_Data entries_:
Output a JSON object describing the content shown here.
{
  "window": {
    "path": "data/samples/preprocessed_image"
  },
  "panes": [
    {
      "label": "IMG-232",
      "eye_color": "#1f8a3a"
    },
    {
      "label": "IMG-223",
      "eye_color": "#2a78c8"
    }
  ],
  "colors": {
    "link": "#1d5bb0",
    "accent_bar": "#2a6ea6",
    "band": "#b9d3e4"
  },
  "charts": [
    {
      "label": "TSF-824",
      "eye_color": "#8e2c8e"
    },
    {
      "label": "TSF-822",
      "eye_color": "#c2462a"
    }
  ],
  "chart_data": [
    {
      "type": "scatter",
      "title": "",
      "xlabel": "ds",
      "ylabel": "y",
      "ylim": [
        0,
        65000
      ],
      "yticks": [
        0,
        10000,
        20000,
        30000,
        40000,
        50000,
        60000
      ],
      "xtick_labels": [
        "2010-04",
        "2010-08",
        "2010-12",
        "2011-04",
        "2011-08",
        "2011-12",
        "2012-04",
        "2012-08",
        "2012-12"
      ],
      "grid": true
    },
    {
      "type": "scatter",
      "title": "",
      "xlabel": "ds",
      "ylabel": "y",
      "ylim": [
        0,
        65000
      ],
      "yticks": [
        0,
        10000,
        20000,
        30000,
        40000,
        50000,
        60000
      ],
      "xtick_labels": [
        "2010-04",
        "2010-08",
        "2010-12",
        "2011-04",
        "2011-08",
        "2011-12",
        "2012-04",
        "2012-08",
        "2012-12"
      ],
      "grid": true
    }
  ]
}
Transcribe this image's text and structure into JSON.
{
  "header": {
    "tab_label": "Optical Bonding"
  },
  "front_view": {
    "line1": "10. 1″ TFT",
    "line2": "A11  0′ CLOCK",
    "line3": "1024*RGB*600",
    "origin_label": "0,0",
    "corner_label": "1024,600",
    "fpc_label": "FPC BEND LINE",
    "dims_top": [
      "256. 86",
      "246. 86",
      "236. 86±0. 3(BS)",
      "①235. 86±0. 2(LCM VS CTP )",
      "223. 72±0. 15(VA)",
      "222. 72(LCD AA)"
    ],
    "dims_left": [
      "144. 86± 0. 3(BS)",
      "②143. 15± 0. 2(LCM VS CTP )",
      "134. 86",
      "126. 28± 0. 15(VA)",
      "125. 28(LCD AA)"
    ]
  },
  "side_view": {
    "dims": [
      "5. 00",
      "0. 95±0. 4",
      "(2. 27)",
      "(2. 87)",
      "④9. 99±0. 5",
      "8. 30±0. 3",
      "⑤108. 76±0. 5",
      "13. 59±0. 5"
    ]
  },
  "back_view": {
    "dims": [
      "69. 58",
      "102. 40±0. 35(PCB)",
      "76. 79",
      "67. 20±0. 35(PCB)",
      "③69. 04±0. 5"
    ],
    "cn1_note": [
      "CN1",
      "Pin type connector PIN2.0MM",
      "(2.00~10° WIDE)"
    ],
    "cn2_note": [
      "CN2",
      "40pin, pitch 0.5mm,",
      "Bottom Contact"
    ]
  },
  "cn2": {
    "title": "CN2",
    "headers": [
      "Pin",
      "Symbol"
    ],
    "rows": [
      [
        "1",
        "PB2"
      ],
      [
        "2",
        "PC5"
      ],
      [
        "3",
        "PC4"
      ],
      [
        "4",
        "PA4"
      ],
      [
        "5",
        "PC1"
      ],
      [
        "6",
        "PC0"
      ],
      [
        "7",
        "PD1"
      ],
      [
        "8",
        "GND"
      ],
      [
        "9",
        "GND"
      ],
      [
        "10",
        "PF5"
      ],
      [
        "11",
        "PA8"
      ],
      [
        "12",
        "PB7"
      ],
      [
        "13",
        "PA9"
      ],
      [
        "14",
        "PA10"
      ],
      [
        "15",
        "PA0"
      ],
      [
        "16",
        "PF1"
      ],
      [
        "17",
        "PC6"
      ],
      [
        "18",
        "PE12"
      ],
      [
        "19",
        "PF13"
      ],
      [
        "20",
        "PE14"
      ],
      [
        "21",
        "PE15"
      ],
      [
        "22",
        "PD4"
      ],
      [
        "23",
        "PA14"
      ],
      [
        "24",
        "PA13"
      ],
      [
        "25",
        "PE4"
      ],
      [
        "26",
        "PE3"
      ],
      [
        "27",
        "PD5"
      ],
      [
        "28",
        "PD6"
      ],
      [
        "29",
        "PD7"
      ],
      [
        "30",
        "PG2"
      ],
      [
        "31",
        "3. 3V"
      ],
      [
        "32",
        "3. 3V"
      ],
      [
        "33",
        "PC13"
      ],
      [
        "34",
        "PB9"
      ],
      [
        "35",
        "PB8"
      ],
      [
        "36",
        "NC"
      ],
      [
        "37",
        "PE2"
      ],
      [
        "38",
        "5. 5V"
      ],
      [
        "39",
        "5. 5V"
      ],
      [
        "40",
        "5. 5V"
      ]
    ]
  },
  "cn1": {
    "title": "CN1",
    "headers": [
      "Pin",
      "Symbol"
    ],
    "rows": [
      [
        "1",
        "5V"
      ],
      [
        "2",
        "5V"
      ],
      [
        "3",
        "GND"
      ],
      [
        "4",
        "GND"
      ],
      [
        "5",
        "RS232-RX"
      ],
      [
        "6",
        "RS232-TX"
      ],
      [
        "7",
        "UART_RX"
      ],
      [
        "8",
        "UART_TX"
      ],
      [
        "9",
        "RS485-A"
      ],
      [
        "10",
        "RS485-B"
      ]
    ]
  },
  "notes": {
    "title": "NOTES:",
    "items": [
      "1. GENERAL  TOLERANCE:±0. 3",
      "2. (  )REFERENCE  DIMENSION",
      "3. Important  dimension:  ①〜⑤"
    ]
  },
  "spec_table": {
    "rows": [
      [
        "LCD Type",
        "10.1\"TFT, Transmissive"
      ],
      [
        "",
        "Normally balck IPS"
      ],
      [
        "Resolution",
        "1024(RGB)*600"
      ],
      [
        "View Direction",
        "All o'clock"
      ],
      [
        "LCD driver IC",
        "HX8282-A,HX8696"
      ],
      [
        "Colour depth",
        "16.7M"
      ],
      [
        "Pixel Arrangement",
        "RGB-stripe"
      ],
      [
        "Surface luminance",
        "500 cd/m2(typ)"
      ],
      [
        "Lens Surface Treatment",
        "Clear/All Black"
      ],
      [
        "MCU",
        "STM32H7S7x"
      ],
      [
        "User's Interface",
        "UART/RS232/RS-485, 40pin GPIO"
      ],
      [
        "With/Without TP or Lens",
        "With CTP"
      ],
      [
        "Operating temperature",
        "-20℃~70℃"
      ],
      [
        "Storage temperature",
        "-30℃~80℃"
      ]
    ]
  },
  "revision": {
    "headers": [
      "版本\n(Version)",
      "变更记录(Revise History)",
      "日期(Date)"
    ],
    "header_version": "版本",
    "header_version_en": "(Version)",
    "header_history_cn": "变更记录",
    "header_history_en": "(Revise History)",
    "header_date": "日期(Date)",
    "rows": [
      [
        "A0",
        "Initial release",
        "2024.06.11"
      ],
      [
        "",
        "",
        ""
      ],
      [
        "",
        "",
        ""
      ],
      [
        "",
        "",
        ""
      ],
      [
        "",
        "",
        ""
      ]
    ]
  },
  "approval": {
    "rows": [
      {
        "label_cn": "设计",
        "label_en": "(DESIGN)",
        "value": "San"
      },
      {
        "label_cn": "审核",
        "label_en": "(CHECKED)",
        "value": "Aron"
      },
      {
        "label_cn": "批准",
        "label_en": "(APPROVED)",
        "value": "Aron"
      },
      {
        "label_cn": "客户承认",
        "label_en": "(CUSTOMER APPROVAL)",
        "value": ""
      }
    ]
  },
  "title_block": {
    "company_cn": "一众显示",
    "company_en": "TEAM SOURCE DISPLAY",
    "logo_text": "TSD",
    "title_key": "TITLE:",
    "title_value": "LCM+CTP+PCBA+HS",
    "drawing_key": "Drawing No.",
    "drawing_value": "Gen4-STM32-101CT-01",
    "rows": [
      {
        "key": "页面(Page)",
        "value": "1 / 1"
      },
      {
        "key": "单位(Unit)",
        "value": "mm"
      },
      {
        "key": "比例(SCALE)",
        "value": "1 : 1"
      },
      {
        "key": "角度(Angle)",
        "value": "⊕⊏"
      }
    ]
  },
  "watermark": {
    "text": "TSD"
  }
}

_Work to do_: Which lines of the data above contain "Lens"? Copy each one.

_Solved problem_:
        "Lens Surface Treatment",
        "With/Without TP or Lens",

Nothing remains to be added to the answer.